| Aim of the exercise |
Copy the data exactly; pictures stay out of the copy.

| Information provided |
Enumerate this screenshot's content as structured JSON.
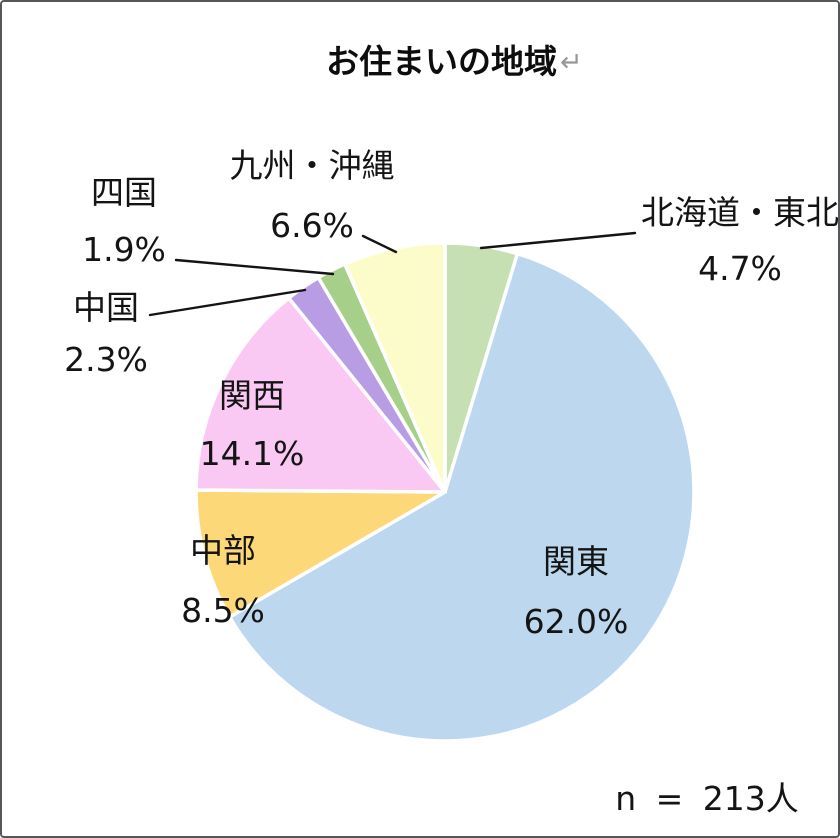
{
  "page": {
    "return_mark": "↵"
  },
  "chart_data": {
    "type": "pie",
    "title": "お住まいの地域",
    "sample_size_label": "n = 213人",
    "legend_position": "none",
    "start_angle_deg": 0,
    "direction": "clockwise",
    "slices": [
      {
        "key": "hokkaido-tohoku",
        "label": "北海道・東北",
        "value": 4.7,
        "pct_label": "4.7%",
        "color": "#c6e0b4",
        "label_placement": "outside"
      },
      {
        "key": "kanto",
        "label": "関東",
        "value": 62.0,
        "pct_label": "62.0%",
        "color": "#bdd7ee",
        "label_placement": "inside"
      },
      {
        "key": "chubu",
        "label": "中部",
        "value": 8.5,
        "pct_label": "8.5%",
        "color": "#fcd878",
        "label_placement": "inside"
      },
      {
        "key": "kansai",
        "label": "関西",
        "value": 14.1,
        "pct_label": "14.1%",
        "color": "#f9c8f3",
        "label_placement": "inside"
      },
      {
        "key": "chugoku",
        "label": "中国",
        "value": 2.3,
        "pct_label": "2.3%",
        "color": "#b99de4",
        "label_placement": "outside"
      },
      {
        "key": "shikoku",
        "label": "四国",
        "value": 1.9,
        "pct_label": "1.9%",
        "color": "#a6d08a",
        "label_placement": "outside"
      },
      {
        "key": "kyushu-okinawa",
        "label": "九州・沖縄",
        "value": 6.6,
        "pct_label": "6.6%",
        "color": "#fcfcca",
        "label_placement": "outside"
      }
    ]
  }
}
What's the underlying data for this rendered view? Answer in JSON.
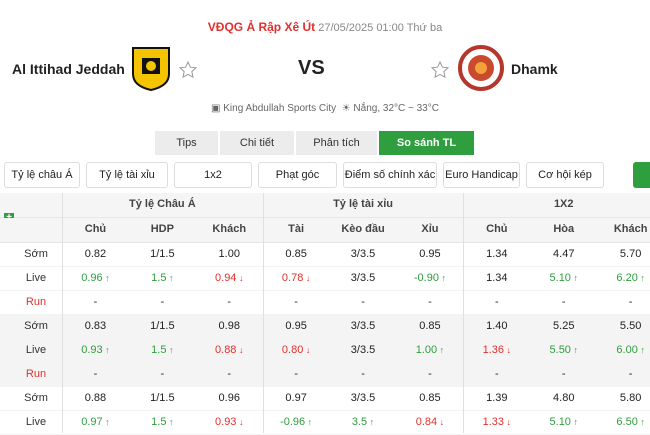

| The output |
Enumerate this screenshot's content as structured JSON.
{
  "page": {
    "return_mark": "↵"
  },
  "chart_data": {
    "type": "pie",
    "title": "お住まいの地域",
    "sample_size_label": "n = 213人",
    "legend_position": "none",
    "start_angle_deg": 0,
    "direction": "clockwise",
    "slices": [
      {
        "key": "hokkaido-tohoku",
        "label": "北海道・東北",
        "value": 4.7,
        "pct_label": "4.7%",
        "color": "#c6e0b4",
        "label_placement": "outside"
      },
      {
        "key": "kanto",
        "label": "関東",
        "value": 62.0,
        "pct_label": "62.0%",
        "color": "#bdd7ee",
        "label_placement": "inside"
      },
      {
        "key": "chubu",
        "label": "中部",
        "value": 8.5,
        "pct_label": "8.5%",
        "color": "#fcd878",
        "label_placement": "inside"
      },
      {
        "key": "kansai",
        "label": "関西",
        "value": 14.1,
        "pct_label": "14.1%",
        "color": "#f9c8f3",
        "label_placement": "inside"
      },
      {
        "key": "chugoku",
        "label": "中国",
        "value": 2.3,
        "pct_label": "2.3%",
        "color": "#b99de4",
        "label_placement": "outside"
      },
      {
        "key": "shikoku",
        "label": "四国",
        "value": 1.9,
        "pct_label": "1.9%",
        "color": "#a6d08a",
        "label_placement": "outside"
      },
      {
        "key": "kyushu-okinawa",
        "label": "九州・沖縄",
        "value": 6.6,
        "pct_label": "6.6%",
        "color": "#fcfcca",
        "label_placement": "outside"
      }
    ]
  }
}
What's the underlying data for this rendered view? Answer in JSON.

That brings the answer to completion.